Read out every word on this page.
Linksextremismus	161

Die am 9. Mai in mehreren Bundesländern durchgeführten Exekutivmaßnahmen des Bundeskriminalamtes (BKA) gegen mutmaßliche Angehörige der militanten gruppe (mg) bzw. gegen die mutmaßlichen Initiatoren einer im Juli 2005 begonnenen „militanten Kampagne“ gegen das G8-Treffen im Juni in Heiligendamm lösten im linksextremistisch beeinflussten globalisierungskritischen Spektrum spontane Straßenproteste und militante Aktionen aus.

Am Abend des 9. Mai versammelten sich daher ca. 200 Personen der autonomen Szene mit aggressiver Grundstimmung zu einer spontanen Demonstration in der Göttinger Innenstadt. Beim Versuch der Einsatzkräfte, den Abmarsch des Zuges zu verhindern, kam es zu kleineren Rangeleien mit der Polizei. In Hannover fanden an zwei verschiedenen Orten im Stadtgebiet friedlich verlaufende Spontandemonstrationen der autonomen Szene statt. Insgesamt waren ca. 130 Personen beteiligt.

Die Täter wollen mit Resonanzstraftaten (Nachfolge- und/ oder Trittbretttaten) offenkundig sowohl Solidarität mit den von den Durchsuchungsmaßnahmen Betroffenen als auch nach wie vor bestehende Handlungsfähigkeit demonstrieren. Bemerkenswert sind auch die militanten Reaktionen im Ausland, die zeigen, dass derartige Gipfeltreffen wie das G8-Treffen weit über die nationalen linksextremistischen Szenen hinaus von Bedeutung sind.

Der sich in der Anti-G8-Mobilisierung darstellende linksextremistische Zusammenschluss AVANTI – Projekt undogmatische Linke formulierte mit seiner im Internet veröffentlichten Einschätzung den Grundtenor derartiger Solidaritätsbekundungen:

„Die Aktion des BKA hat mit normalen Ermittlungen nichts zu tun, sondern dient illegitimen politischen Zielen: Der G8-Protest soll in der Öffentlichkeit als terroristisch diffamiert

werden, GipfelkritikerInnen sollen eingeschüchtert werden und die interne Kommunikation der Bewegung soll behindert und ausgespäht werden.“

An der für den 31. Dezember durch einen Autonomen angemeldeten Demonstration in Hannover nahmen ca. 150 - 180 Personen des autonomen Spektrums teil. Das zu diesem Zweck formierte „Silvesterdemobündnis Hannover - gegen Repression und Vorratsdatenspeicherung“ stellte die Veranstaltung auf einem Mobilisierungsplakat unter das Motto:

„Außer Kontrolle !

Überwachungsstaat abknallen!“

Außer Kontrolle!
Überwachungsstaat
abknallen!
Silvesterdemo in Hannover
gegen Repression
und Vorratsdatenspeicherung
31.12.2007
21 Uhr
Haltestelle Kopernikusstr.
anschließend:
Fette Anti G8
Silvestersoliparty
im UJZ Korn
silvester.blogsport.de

^^^^

* _Task description_
Set down the listing in full, keeping every word exactly as it is.

* _Reply_
Read out every word on this page.
Linksextremismus	161

Die am 9. Mai in mehreren Bundesländern durchgeführten Exekutivmaßnahmen des Bundeskriminalamtes (BKA) gegen mutmaßliche Angehörige der militanten gruppe (mg) bzw. gegen die mutmaßlichen Initiatoren einer im Juli 2005 begonnenen „militanten Kampagne“ gegen das G8-Treffen im Juni in Heiligendamm lösten im linksextremistisch beeinflussten globalisierungskritischen Spektrum spontane Straßenproteste und militante Aktionen aus.

Am Abend des 9. Mai versammelten sich daher ca. 200 Personen der autonomen Szene mit aggressiver Grundstimmung zu einer spontanen Demonstration in der Göttinger Innenstadt. Beim Versuch der Einsatzkräfte, den Abmarsch des Zuges zu verhindern, kam es zu kleineren Rangeleien mit der Polizei. In Hannover fanden an zwei verschiedenen Orten im Stadtgebiet friedlich verlaufende Spontandemonstrationen der autonomen Szene statt. Insgesamt waren ca. 130 Personen beteiligt.

Die Täter wollen mit Resonanzstraftaten (Nachfolge- und/ oder Trittbretttaten) offenkundig sowohl Solidarität mit den von den Durchsuchungsmaßnahmen Betroffenen als auch nach wie vor bestehende Handlungsfähigkeit demonstrieren. Bemerkenswert sind auch die militanten Reaktionen im Ausland, die zeigen, dass derartige Gipfeltreffen wie das G8-Treffen weit über die nationalen linksextremistischen Szenen hinaus von Bedeutung sind.

Der sich in der Anti-G8-Mobilisierung darstellende linksextremistische Zusammenschluss AVANTI – Projekt undogmatische Linke formulierte mit seiner im Internet veröffentlichten Einschätzung den Grundtenor derartiger Solidaritätsbekundungen:

„Die Aktion des BKA hat mit normalen Ermittlungen nichts zu tun, sondern dient illegitimen politischen Zielen: Der G8-Protest soll in der Öffentlichkeit als terroristisch diffamiert

werden, GipfelkritikerInnen sollen eingeschüchtert werden und die interne Kommunikation der Bewegung soll behindert und ausgespäht werden.“

An der für den 31. Dezember durch einen Autonomen angemeldeten Demonstration in Hannover nahmen ca. 150 - 180 Personen des autonomen Spektrums teil. Das zu diesem Zweck formierte „Silvesterdemobündnis Hannover - gegen Repression und Vorratsdatenspeicherung“ stellte die Veranstaltung auf einem Mobilisierungsplakat unter das Motto:

„Außer Kontrolle !

Überwachungsstaat abknallen!“

Außer Kontrolle!
Überwachungsstaat
abknallen!
Silvesterdemo in Hannover
gegen Repression
und Vorratsdatenspeicherung
31.12.2007
21 Uhr
Haltestelle Kopernikusstr.
anschließend:
Fette Anti G8
Silvestersoliparty
im UJZ Korn
silvester.blogsport.de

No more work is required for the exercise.